--- Start of RECORDS FOR THE EXERCISE ---

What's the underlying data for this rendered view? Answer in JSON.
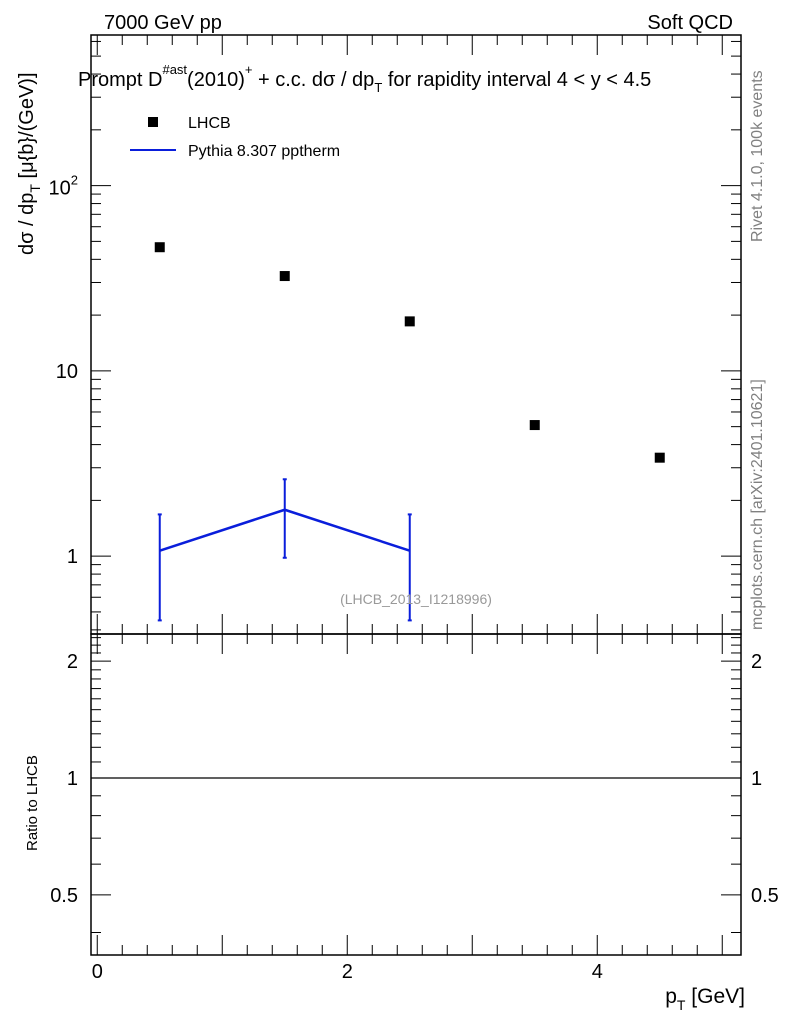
{
  "header": {
    "energy_label": "7000 GeV pp",
    "category_label": "Soft QCD"
  },
  "side_text": {
    "version": "Rivet 4.1.0,  100k events",
    "source": "mcplots.cern.ch [arXiv:2401.10621]"
  },
  "chart_data": [
    {
      "type": "scatter",
      "title_parts": {
        "prefix": "Prompt D",
        "superscript": "#ast",
        "middle": "(2010)",
        "charge": "+",
        "rest": " + c.c.  dσ / dp",
        "subscript": "T",
        "suffix": " for rapidity interval 4 < y < 4.5"
      },
      "ylabel_parts": {
        "main": "dσ / dp",
        "subscript": "T",
        "unit": " [μ{b}/(GeV)]"
      },
      "yscale": "log",
      "ylim": [
        0.38,
        650
      ],
      "xlim": [
        -0.05,
        5.15
      ],
      "y_ticks": [
        {
          "value": 1,
          "base": "1",
          "exp": ""
        },
        {
          "value": 10,
          "base": "10",
          "exp": ""
        },
        {
          "value": 100,
          "base": "10",
          "exp": "2"
        }
      ],
      "legend_position": "top-left",
      "series": [
        {
          "name": "LHCB",
          "kind": "markers",
          "color": "#000000",
          "x": [
            0.5,
            1.5,
            2.5,
            3.5,
            4.5
          ],
          "y": [
            46.5,
            32.5,
            18.5,
            5.1,
            3.4
          ]
        },
        {
          "name": "Pythia 8.307 pptherm",
          "kind": "line_errorbars",
          "color": "#0a1edb",
          "x": [
            0.5,
            1.5,
            2.5
          ],
          "y": [
            1.07,
            1.78,
            1.07
          ],
          "yerr_low": [
            0.45,
            0.98,
            0.45
          ],
          "yerr_high": [
            1.68,
            2.6,
            1.68
          ]
        }
      ],
      "annotation": "(LHCB_2013_I1218996)"
    },
    {
      "type": "line",
      "ylabel": "Ratio to LHCB",
      "ylim": [
        0.35,
        2.35
      ],
      "y_ticks": [
        {
          "value": 0.5,
          "label": "0.5"
        },
        {
          "value": 1,
          "label": "1"
        },
        {
          "value": 2,
          "label": "2"
        }
      ],
      "x_ticks": [
        {
          "value": 0,
          "label": "0"
        },
        {
          "value": 2,
          "label": "2"
        },
        {
          "value": 4,
          "label": "4"
        }
      ],
      "xlabel_parts": {
        "main": "p",
        "subscript": "T",
        "unit": " [GeV]"
      },
      "reference_line": 1
    }
  ]
}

--- End of RECORDS FOR THE EXERCISE ---

> WRITTEN PROBLEM
Copy all lines of the material above where the string "value" occurs.

> TASK SOLUTION
          "value": 1,
          "value": 10,
          "value": 100,
          "value": 0.5,
          "value": 1,
          "value": 2,
          "value": 0,
          "value": 2,
          "value": 4,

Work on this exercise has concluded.